Copy out all of the data below with no alterations.

- - - -

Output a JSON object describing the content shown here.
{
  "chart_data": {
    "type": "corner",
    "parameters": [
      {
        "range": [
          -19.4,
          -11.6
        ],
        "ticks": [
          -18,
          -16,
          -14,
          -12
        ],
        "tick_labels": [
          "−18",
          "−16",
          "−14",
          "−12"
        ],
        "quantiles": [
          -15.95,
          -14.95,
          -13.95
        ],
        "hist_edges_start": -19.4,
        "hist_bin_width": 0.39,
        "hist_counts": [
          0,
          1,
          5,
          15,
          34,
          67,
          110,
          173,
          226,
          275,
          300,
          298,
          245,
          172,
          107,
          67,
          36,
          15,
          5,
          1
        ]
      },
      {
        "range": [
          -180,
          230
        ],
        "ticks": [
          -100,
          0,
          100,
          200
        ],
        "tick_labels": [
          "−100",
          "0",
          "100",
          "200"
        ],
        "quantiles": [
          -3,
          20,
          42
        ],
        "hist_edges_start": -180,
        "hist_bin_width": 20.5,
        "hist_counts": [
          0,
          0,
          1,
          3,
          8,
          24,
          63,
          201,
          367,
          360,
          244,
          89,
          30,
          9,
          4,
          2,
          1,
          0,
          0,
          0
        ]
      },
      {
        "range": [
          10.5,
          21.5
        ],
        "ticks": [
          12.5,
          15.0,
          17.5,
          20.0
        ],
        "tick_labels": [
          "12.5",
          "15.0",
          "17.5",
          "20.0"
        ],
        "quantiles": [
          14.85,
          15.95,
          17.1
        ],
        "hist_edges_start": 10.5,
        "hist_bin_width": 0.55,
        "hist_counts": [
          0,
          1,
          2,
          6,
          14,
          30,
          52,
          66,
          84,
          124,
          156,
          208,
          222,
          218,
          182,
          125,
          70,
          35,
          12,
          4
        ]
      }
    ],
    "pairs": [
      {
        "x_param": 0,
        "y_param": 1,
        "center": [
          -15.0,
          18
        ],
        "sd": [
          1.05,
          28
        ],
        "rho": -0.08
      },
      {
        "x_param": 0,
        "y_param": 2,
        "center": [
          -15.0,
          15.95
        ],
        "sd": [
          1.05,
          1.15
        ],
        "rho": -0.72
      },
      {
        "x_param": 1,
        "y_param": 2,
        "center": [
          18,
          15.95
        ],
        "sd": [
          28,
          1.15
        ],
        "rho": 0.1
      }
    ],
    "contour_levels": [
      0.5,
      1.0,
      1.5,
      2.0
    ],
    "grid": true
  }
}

- - - -

**Answer to the exercise:**
Output a JSON object describing the content shown here.
{
  "chart_data": {
    "type": "corner",
    "parameters": [
      {
        "range": [
          -19.4,
          -11.6
        ],
        "ticks": [
          -18,
          -16,
          -14,
          -12
        ],
        "tick_labels": [
          "−18",
          "−16",
          "−14",
          "−12"
        ],
        "quantiles": [
          -15.95,
          -14.95,
          -13.95
        ],
        "hist_edges_start": -19.4,
        "hist_bin_width": 0.39,
        "hist_counts": [
          0,
          1,
          5,
          15,
          34,
          67,
          110,
          173,
          226,
          275,
          300,
          298,
          245,
          172,
          107,
          67,
          36,
          15,
          5,
          1
        ]
      },
      {
        "range": [
          -180,
          230
        ],
        "ticks": [
          -100,
          0,
          100,
          200
        ],
        "tick_labels": [
          "−100",
          "0",
          "100",
          "200"
        ],
        "quantiles": [
          -3,
          20,
          42
        ],
        "hist_edges_start": -180,
        "hist_bin_width": 20.5,
        "hist_counts": [
          0,
          0,
          1,
          3,
          8,
          24,
          63,
          201,
          367,
          360,
          244,
          89,
          30,
          9,
          4,
          2,
          1,
          0,
          0,
          0
        ]
      },
      {
        "range": [
          10.5,
          21.5
        ],
        "ticks": [
          12.5,
          15.0,
          17.5,
          20.0
        ],
        "tick_labels": [
          "12.5",
          "15.0",
          "17.5",
          "20.0"
        ],
        "quantiles": [
          14.85,
          15.95,
          17.1
        ],
        "hist_edges_start": 10.5,
        "hist_bin_width": 0.55,
        "hist_counts": [
          0,
          1,
          2,
          6,
          14,
          30,
          52,
          66,
          84,
          124,
          156,
          208,
          222,
          218,
          182,
          125,
          70,
          35,
          12,
          4
        ]
      }
    ],
    "pairs": [
      {
        "x_param": 0,
        "y_param": 1,
        "center": [
          -15.0,
          18
        ],
        "sd": [
          1.05,
          28
        ],
        "rho": -0.08
      },
      {
        "x_param": 0,
        "y_param": 2,
        "center": [
          -15.0,
          15.95
        ],
        "sd": [
          1.05,
          1.15
        ],
        "rho": -0.72
      },
      {
        "x_param": 1,
        "y_param": 2,
        "center": [
          18,
          15.95
        ],
        "sd": [
          28,
          1.15
        ],
        "rho": 0.1
      }
    ],
    "contour_levels": [
      0.5,
      1.0,
      1.5,
      2.0
    ],
    "grid": true
  }
}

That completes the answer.